_Problem requirements_
Entries follow. Set all of them down as they stand.

━━━━━ Records shown

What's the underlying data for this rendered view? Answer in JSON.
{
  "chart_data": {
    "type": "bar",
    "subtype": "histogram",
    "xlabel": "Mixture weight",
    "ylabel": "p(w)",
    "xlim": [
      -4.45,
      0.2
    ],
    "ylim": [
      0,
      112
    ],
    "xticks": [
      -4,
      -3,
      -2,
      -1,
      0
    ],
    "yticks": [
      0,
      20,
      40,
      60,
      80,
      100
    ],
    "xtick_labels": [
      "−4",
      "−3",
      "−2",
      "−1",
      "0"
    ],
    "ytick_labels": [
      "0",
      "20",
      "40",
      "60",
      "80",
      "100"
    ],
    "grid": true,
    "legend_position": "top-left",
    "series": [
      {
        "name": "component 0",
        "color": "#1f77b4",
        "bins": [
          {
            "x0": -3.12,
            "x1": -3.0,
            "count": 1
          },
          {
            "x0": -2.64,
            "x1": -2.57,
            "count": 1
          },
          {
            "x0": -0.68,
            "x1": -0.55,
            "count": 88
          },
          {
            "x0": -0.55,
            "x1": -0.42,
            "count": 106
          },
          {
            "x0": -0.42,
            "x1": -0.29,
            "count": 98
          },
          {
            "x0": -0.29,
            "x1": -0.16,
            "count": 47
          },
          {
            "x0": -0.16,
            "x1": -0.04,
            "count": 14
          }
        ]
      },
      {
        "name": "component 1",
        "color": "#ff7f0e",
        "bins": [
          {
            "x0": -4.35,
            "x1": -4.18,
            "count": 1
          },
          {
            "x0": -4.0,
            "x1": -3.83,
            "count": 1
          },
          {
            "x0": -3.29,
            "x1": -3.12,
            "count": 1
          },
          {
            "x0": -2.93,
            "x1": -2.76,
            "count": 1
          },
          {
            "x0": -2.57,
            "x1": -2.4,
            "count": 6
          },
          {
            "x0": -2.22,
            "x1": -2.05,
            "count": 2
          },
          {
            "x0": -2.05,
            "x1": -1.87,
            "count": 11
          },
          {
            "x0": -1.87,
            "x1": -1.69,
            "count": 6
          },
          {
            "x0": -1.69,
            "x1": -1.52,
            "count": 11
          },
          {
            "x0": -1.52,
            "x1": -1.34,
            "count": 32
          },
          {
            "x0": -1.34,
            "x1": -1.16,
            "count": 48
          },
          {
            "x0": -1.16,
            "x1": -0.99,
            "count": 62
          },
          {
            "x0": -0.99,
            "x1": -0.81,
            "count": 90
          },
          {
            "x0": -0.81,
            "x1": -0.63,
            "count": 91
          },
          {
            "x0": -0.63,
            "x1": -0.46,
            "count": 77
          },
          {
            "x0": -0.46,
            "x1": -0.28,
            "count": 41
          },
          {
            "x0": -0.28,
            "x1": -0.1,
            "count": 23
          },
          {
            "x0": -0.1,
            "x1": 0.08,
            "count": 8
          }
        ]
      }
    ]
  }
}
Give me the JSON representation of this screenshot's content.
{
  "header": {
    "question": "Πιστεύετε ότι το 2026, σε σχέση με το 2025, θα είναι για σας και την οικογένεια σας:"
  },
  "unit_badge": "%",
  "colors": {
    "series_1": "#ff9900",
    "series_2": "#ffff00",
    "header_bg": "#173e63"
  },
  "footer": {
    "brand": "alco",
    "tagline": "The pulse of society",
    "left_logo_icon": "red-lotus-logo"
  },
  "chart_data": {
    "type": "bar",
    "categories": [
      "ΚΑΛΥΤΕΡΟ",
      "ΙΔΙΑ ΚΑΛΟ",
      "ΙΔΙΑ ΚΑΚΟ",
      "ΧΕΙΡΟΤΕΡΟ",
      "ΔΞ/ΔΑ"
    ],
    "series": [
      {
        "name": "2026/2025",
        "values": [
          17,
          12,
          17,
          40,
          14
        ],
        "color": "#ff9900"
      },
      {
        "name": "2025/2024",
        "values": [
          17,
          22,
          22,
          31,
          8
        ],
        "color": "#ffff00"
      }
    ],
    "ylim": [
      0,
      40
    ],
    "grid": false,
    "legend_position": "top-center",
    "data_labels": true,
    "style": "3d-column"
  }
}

━━━━━━━━━━

_Worked solution_
What's the underlying data for this rendered view? Answer in JSON.
{
  "chart_data": {
    "type": "bar",
    "subtype": "histogram",
    "xlabel": "Mixture weight",
    "ylabel": "p(w)",
    "xlim": [
      -4.45,
      0.2
    ],
    "ylim": [
      0,
      112
    ],
    "xticks": [
      -4,
      -3,
      -2,
      -1,
      0
    ],
    "yticks": [
      0,
      20,
      40,
      60,
      80,
      100
    ],
    "xtick_labels": [
      "−4",
      "−3",
      "−2",
      "−1",
      "0"
    ],
    "ytick_labels": [
      "0",
      "20",
      "40",
      "60",
      "80",
      "100"
    ],
    "grid": true,
    "legend_position": "top-left",
    "series": [
      {
        "name": "component 0",
        "color": "#1f77b4",
        "bins": [
          {
            "x0": -3.12,
            "x1": -3.0,
            "count": 1
          },
          {
            "x0": -2.64,
            "x1": -2.57,
            "count": 1
          },
          {
            "x0": -0.68,
            "x1": -0.55,
            "count": 88
          },
          {
            "x0": -0.55,
            "x1": -0.42,
            "count": 106
          },
          {
            "x0": -0.42,
            "x1": -0.29,
            "count": 98
          },
          {
            "x0": -0.29,
            "x1": -0.16,
            "count": 47
          },
          {
            "x0": -0.16,
            "x1": -0.04,
            "count": 14
          }
        ]
      },
      {
        "name": "component 1",
        "color": "#ff7f0e",
        "bins": [
          {
            "x0": -4.35,
            "x1": -4.18,
            "count": 1
          },
          {
            "x0": -4.0,
            "x1": -3.83,
            "count": 1
          },
          {
            "x0": -3.29,
            "x1": -3.12,
            "count": 1
          },
          {
            "x0": -2.93,
            "x1": -2.76,
            "count": 1
          },
          {
            "x0": -2.57,
            "x1": -2.4,
            "count": 6
          },
          {
            "x0": -2.22,
            "x1": -2.05,
            "count": 2
          },
          {
            "x0": -2.05,
            "x1": -1.87,
            "count": 11
          },
          {
            "x0": -1.87,
            "x1": -1.69,
            "count": 6
          },
          {
            "x0": -1.69,
            "x1": -1.52,
            "count": 11
          },
          {
            "x0": -1.52,
            "x1": -1.34,
            "count": 32
          },
          {
            "x0": -1.34,
            "x1": -1.16,
            "count": 48
          },
          {
            "x0": -1.16,
            "x1": -0.99,
            "count": 62
          },
          {
            "x0": -0.99,
            "x1": -0.81,
            "count": 90
          },
          {
            "x0": -0.81,
            "x1": -0.63,
            "count": 91
          },
          {
            "x0": -0.63,
            "x1": -0.46,
            "count": 77
          },
          {
            "x0": -0.46,
            "x1": -0.28,
            "count": 41
          },
          {
            "x0": -0.28,
            "x1": -0.1,
            "count": 23
          },
          {
            "x0": -0.1,
            "x1": 0.08,
            "count": 8
          }
        ]
      }
    ]
  }
}
Give me the JSON representation of this screenshot's content.
{
  "header": {
    "question": "Πιστεύετε ότι το 2026, σε σχέση με το 2025, θα είναι για σας και την οικογένεια σας:"
  },
  "unit_badge": "%",
  "colors": {
    "series_1": "#ff9900",
    "series_2": "#ffff00",
    "header_bg": "#173e63"
  },
  "footer": {
    "brand": "alco",
    "tagline": "The pulse of society",
    "left_logo_icon": "red-lotus-logo"
  },
  "chart_data": {
    "type": "bar",
    "categories": [
      "ΚΑΛΥΤΕΡΟ",
      "ΙΔΙΑ ΚΑΛΟ",
      "ΙΔΙΑ ΚΑΚΟ",
      "ΧΕΙΡΟΤΕΡΟ",
      "ΔΞ/ΔΑ"
    ],
    "series": [
      {
        "name": "2026/2025",
        "values": [
          17,
          12,
          17,
          40,
          14
        ],
        "color": "#ff9900"
      },
      {
        "name": "2025/2024",
        "values": [
          17,
          22,
          22,
          31,
          8
        ],
        "color": "#ffff00"
      }
    ],
    "ylim": [
      0,
      40
    ],
    "grid": false,
    "legend_position": "top-center",
    "data_labels": true,
    "style": "3d-column"
  }
}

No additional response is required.